[Goal]: Identify every line containing the word "казахскому" and reproduce each one.

[Entries supplied]:
════
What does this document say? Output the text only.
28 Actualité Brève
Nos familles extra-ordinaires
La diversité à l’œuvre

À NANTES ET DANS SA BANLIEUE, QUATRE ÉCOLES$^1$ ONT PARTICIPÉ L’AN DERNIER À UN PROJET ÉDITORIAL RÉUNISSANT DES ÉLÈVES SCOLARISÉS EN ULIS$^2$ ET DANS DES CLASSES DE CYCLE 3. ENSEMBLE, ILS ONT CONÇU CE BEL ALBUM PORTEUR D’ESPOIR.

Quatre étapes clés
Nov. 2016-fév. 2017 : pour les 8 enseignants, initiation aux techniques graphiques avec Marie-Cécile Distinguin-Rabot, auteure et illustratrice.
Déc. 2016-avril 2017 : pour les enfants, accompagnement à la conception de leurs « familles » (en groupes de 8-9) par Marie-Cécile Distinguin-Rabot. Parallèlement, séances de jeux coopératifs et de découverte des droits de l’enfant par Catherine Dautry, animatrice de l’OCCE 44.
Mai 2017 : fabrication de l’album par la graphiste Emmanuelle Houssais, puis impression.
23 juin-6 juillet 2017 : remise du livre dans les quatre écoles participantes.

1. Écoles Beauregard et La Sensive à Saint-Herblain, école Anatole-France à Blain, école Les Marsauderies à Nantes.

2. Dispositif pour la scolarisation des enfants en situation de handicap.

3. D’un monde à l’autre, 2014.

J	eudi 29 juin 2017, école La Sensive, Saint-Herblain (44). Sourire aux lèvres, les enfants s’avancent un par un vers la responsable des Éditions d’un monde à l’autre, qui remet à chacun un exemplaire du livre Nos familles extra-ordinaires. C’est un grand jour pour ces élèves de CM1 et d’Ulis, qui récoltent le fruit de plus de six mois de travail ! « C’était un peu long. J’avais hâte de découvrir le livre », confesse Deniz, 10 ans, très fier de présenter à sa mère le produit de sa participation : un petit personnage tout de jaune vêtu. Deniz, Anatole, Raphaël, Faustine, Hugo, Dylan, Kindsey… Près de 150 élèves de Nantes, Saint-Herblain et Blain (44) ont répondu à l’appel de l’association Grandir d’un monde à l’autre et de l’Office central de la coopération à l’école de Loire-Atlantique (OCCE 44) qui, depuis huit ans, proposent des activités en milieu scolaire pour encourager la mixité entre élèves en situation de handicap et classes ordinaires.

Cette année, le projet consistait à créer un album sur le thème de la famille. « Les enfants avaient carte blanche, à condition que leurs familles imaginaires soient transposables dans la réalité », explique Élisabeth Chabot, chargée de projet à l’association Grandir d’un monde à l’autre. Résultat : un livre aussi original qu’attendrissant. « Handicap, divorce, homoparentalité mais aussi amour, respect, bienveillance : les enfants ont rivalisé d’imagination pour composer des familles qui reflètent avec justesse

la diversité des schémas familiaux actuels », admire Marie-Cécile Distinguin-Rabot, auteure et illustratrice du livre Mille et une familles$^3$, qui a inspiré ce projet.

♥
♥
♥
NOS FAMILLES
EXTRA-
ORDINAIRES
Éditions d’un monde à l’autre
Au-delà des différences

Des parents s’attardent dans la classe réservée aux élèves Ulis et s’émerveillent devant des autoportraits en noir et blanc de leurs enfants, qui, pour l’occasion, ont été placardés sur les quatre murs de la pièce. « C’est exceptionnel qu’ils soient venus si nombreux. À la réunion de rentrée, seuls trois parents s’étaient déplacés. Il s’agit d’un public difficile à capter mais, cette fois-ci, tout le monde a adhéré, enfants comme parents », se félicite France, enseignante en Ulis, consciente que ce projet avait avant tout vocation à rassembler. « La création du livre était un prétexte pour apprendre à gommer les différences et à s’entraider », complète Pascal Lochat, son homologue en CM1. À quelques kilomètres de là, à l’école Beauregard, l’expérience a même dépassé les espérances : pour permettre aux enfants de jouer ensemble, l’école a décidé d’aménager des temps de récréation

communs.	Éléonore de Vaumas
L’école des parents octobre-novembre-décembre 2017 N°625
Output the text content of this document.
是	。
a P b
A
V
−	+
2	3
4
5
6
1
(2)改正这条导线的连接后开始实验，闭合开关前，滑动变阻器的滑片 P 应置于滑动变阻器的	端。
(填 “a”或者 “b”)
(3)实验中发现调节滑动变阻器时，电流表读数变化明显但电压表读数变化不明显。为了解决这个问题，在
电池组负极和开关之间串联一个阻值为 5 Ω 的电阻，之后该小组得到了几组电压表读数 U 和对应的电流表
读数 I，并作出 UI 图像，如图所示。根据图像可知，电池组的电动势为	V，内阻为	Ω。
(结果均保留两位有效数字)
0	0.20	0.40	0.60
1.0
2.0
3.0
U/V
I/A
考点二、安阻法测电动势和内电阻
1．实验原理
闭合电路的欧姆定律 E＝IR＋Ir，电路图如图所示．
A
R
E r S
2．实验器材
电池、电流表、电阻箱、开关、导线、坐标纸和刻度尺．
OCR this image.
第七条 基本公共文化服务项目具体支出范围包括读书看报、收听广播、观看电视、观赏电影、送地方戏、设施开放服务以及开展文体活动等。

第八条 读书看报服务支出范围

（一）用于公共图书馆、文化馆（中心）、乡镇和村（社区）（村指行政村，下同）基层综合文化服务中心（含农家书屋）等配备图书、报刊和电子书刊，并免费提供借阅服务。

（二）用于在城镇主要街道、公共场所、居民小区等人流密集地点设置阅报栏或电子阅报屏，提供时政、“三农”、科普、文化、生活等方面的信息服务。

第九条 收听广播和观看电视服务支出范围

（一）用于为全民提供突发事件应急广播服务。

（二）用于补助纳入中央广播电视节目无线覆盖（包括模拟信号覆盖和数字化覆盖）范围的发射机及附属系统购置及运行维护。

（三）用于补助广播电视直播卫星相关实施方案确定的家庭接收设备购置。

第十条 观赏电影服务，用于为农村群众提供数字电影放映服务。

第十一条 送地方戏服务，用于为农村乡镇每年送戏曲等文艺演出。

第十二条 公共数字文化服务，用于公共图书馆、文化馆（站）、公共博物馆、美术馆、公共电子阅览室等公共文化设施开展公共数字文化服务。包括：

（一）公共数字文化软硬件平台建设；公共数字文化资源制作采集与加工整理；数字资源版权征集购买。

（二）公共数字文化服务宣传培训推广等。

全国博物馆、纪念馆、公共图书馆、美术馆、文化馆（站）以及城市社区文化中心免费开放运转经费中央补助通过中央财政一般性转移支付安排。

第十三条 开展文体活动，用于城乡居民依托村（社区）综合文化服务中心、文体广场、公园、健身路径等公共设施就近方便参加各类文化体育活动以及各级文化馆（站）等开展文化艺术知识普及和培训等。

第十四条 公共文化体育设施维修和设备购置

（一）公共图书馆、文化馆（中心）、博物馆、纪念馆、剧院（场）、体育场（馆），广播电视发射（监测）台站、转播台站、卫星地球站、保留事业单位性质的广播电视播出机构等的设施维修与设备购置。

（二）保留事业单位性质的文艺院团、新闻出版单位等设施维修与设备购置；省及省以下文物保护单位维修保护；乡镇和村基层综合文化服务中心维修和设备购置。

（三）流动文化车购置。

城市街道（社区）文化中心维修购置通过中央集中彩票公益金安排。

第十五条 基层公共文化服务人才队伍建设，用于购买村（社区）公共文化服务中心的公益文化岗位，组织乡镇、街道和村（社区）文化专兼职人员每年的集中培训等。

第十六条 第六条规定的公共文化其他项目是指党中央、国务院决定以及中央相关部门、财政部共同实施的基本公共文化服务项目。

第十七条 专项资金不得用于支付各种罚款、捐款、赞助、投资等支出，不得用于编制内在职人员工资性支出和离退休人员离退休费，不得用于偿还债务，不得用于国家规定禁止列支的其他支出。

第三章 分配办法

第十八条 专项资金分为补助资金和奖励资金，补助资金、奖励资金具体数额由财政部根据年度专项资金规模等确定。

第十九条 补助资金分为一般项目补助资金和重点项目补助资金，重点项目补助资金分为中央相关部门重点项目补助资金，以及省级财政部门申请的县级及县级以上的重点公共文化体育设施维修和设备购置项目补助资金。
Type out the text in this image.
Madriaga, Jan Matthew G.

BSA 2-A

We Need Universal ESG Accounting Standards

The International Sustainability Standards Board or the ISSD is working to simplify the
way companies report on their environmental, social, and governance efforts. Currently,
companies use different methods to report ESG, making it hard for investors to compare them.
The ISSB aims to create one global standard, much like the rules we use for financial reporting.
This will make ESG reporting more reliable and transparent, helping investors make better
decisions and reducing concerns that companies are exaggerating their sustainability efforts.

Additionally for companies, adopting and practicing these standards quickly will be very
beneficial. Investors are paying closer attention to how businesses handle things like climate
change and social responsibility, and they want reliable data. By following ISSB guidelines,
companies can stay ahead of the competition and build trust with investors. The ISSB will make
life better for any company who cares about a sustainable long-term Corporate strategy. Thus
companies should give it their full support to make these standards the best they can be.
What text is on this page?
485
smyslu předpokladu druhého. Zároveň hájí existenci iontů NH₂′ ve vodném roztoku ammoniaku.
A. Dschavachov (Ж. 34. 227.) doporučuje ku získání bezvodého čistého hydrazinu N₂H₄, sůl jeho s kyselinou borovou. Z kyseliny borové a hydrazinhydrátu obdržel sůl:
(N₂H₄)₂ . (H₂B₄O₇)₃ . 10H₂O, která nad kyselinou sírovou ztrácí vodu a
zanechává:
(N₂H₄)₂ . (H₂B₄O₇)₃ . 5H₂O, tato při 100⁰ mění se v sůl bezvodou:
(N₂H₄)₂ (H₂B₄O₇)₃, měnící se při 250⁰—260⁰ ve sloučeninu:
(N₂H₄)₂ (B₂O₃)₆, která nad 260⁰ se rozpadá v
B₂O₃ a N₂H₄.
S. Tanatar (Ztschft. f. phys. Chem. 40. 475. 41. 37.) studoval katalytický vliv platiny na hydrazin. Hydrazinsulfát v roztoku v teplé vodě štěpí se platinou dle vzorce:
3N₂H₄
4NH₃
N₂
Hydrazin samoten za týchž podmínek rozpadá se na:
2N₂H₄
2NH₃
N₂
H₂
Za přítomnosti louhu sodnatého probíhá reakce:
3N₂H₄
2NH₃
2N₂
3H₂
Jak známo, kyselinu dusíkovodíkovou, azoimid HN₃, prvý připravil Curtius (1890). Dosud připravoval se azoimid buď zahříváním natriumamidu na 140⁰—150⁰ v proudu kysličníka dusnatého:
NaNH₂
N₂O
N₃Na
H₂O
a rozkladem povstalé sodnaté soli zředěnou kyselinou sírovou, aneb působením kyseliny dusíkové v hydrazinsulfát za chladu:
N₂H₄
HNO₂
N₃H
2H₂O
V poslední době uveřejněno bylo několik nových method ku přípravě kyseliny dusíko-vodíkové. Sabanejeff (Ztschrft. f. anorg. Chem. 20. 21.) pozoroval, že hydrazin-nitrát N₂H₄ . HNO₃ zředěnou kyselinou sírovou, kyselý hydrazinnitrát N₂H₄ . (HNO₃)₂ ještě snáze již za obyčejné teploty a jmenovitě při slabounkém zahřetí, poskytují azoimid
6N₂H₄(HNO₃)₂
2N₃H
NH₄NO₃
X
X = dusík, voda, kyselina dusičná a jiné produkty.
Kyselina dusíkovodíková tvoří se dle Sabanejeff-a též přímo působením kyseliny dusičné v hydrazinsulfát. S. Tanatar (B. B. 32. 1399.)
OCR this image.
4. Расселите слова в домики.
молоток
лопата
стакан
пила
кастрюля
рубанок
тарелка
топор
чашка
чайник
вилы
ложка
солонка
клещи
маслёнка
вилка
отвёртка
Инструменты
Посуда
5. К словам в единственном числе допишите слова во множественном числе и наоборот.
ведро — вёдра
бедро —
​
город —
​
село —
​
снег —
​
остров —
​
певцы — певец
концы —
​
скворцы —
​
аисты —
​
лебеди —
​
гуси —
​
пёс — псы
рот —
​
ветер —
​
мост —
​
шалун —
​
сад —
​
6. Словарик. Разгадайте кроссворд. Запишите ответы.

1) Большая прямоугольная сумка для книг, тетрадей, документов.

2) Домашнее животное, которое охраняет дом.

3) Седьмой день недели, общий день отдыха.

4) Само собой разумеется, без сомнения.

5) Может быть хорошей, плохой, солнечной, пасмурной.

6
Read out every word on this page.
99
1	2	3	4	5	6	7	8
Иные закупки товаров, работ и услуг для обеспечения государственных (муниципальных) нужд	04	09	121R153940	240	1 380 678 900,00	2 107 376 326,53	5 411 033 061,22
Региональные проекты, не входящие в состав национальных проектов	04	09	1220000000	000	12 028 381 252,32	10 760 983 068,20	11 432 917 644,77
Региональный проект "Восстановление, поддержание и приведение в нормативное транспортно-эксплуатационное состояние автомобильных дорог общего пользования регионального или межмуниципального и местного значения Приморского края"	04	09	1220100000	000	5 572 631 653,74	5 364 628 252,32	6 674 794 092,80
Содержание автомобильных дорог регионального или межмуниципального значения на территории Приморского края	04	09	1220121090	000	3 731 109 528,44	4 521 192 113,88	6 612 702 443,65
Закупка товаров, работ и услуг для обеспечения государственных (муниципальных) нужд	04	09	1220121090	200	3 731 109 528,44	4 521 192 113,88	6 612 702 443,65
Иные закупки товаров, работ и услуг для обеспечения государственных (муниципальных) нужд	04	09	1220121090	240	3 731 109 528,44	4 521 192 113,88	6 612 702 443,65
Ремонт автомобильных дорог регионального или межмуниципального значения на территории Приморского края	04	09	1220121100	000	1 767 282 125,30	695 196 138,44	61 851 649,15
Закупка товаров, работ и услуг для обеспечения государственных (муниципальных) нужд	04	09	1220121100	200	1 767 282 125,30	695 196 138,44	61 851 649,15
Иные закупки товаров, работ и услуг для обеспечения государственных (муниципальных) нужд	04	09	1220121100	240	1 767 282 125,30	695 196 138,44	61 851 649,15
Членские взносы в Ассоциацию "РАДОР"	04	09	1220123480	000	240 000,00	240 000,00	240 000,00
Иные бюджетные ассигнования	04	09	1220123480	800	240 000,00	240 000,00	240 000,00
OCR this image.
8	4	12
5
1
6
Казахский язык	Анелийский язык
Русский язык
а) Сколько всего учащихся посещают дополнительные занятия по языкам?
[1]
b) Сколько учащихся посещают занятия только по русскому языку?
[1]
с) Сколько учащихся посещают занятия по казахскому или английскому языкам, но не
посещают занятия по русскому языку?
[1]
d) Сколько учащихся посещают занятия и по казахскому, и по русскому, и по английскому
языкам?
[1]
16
════
[Solution to this task]:
с) Сколько учащихся посещают занятия по казахскому или английскому языкам, но не
d) Сколько учащихся посещают занятия и по казахскому, и по русскому, и по английскому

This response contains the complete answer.